STATED PROBLEM: Using the data below, gather each line that includes the word "taux".
— START SUPPLIED MATERIAL —
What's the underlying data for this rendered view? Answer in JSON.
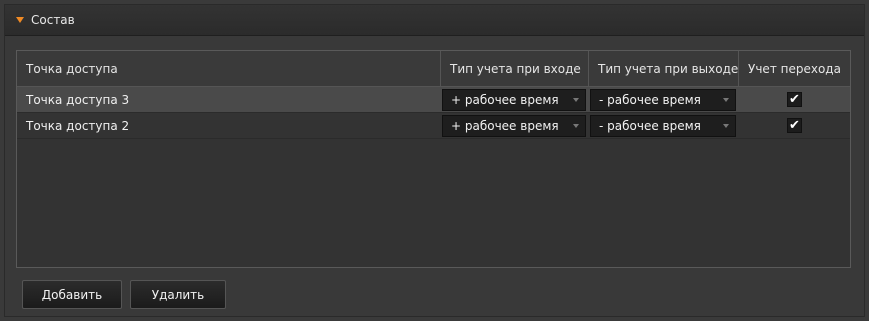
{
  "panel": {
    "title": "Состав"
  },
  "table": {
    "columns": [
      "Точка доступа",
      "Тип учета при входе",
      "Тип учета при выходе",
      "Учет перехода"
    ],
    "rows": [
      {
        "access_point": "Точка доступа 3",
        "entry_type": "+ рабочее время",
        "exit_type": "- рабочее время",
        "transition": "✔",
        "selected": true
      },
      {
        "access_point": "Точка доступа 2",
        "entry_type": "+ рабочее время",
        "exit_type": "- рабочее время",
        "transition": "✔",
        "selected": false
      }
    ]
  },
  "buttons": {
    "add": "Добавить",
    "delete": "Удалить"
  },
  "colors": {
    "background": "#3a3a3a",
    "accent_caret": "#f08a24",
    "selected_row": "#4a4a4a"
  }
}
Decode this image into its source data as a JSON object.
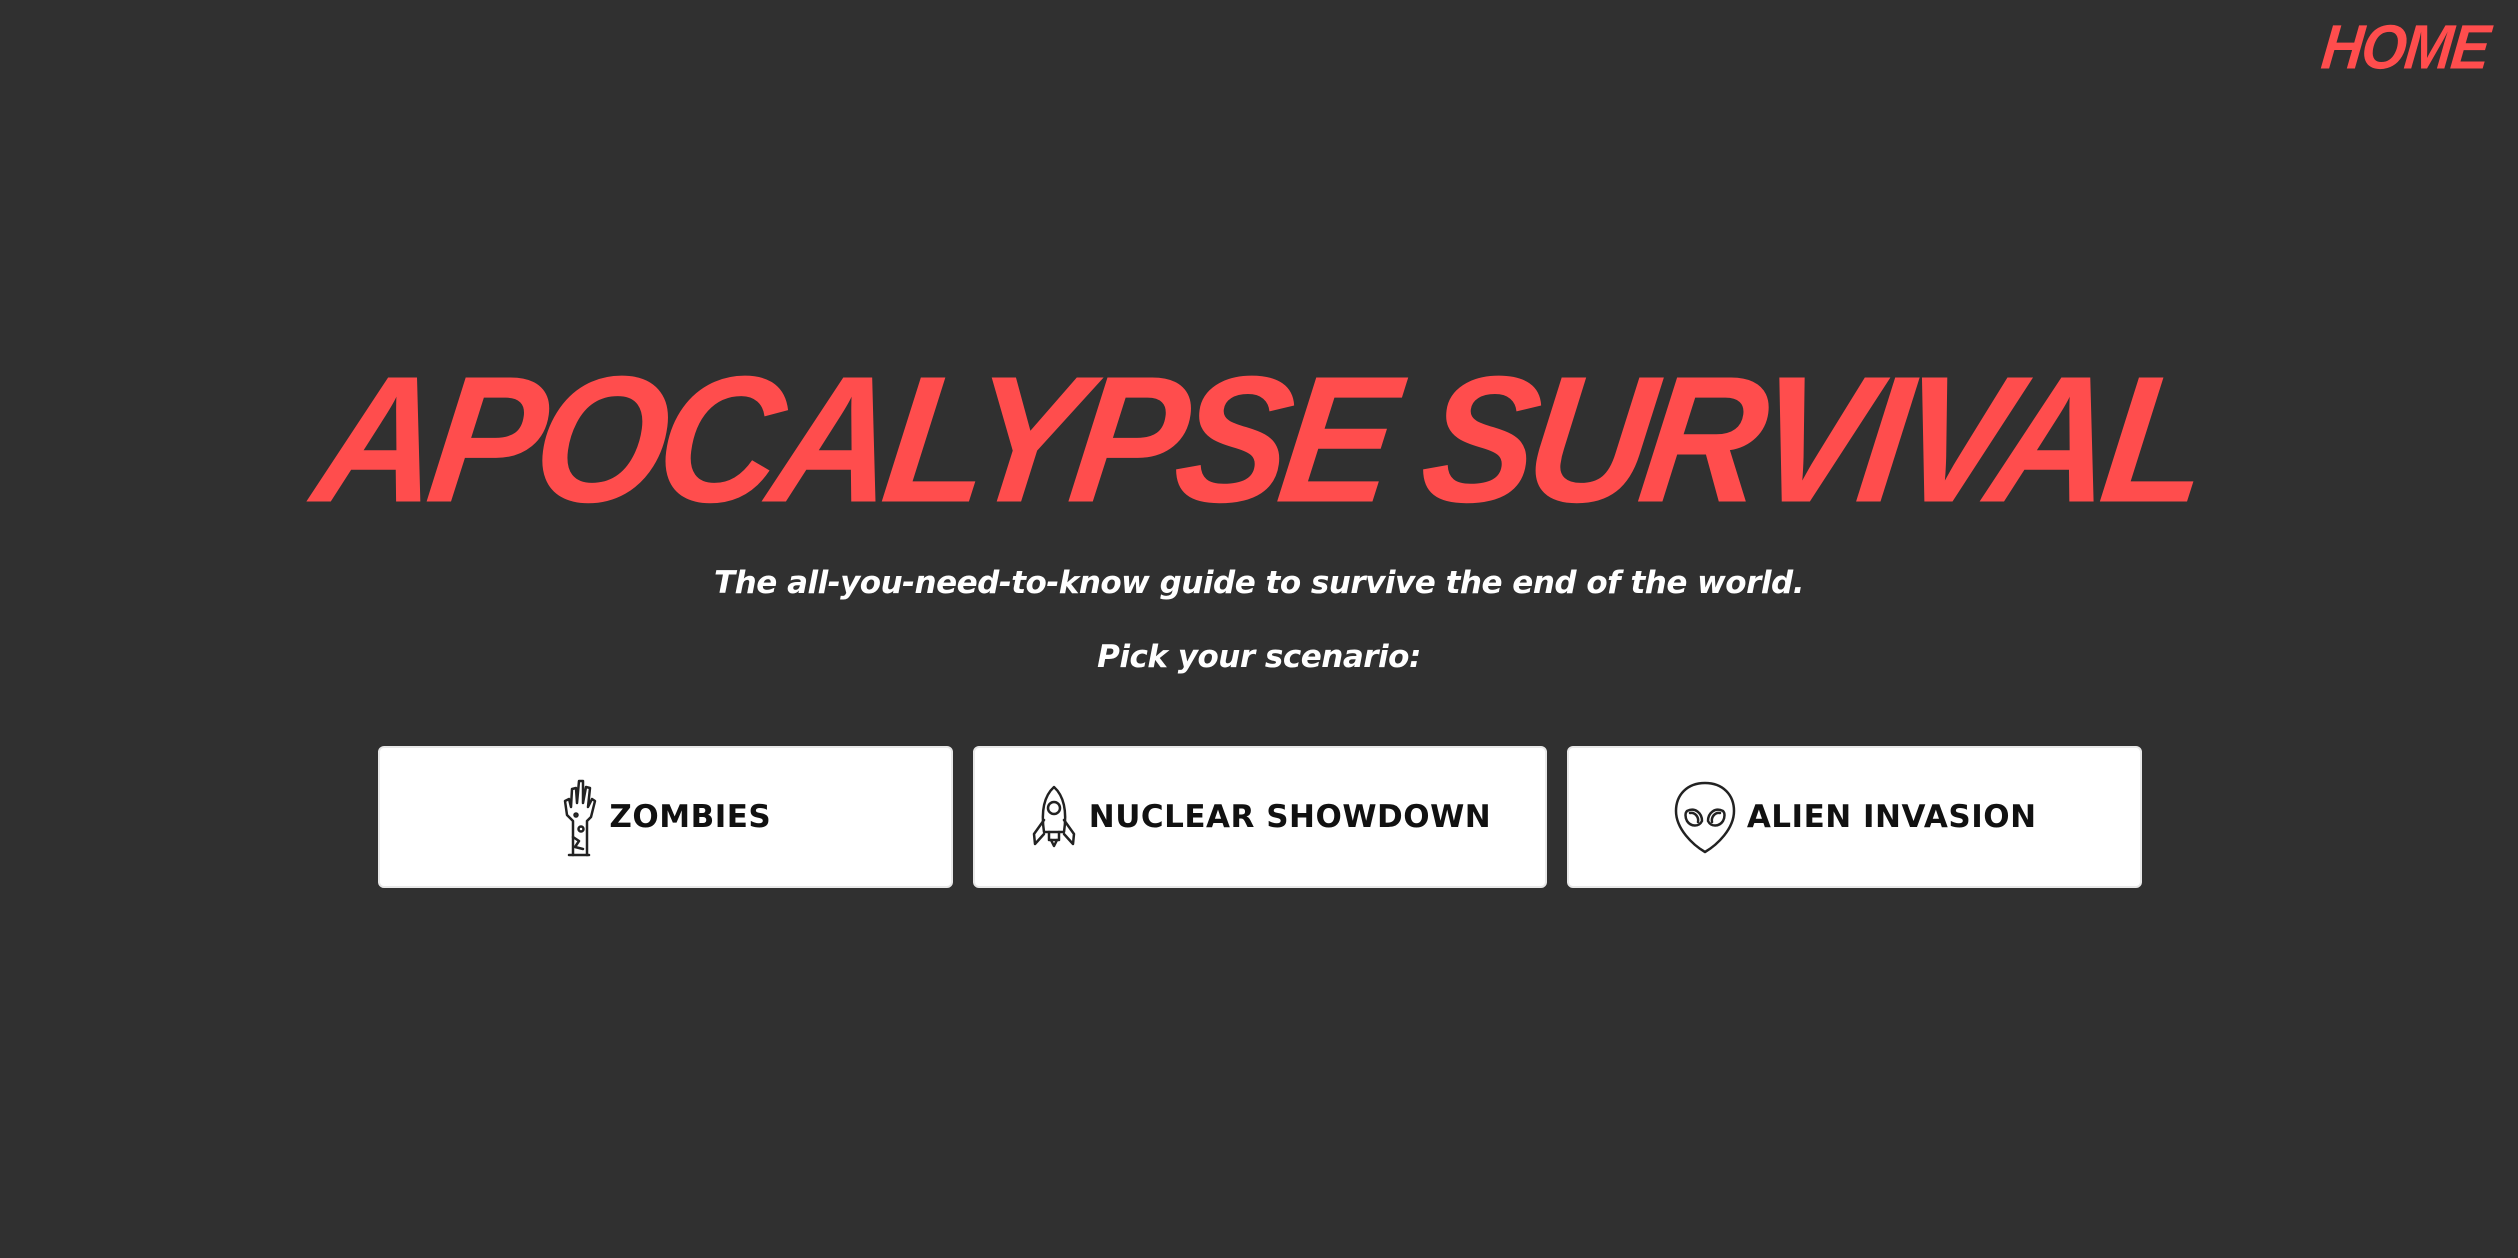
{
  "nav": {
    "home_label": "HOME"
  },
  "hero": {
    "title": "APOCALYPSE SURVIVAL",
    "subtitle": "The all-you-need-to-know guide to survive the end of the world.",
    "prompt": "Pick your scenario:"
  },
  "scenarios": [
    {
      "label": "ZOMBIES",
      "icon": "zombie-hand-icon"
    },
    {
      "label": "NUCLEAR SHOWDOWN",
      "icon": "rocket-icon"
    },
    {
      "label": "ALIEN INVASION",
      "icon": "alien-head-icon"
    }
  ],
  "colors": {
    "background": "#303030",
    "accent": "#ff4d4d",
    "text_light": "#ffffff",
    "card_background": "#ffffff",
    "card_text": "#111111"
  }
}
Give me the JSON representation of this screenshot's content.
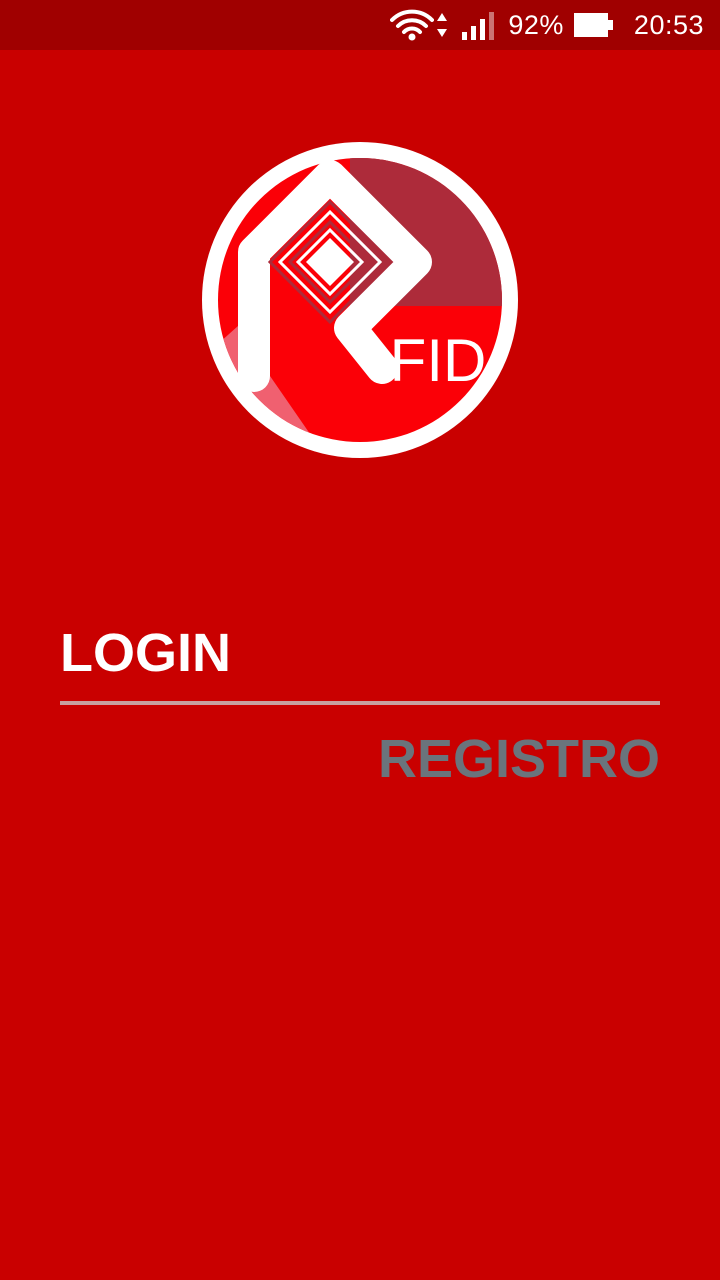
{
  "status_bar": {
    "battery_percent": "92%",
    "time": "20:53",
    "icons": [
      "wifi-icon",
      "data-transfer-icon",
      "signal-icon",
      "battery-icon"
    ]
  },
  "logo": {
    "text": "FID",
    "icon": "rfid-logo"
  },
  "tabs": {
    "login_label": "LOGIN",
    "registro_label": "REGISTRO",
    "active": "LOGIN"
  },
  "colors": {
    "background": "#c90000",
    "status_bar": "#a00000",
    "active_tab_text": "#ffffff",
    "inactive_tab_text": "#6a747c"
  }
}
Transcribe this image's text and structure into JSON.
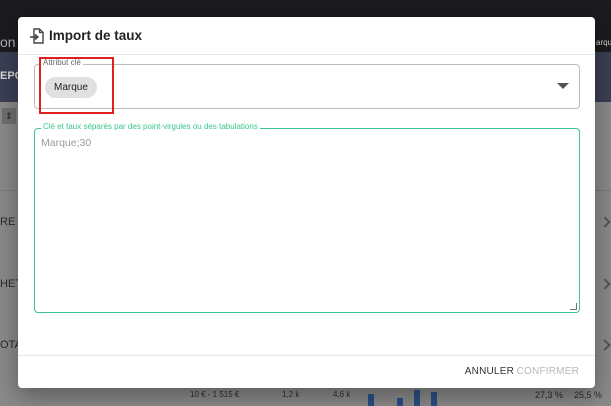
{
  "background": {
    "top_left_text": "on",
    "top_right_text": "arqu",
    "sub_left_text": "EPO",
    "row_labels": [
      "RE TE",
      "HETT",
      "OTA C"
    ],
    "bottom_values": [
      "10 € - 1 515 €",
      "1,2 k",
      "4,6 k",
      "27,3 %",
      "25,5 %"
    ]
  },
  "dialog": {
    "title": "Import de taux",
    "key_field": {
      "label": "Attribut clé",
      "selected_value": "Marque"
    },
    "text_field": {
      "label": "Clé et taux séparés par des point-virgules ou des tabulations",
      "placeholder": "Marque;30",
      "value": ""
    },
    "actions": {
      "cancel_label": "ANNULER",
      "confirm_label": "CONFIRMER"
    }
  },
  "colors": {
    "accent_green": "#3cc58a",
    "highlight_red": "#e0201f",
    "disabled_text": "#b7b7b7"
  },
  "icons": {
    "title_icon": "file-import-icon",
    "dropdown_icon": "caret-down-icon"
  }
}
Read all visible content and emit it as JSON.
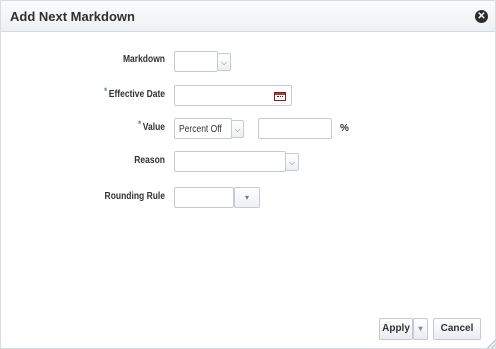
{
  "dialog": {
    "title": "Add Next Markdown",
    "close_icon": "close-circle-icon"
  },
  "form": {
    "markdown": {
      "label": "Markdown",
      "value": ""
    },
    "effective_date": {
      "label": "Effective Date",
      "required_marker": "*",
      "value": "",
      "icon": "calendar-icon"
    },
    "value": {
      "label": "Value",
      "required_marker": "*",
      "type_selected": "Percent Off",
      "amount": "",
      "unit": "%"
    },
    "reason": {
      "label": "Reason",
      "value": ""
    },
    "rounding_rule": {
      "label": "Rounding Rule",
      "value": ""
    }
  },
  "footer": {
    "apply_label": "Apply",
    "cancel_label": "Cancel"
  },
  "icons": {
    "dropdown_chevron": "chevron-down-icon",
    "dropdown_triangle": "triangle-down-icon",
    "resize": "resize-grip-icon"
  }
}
— END SUPPLIED MATERIAL —
RESPONSE BELOW:
    "title": "Import de taux",
      "label": "Clé et taux séparés par des point-virgules ou des tabulations",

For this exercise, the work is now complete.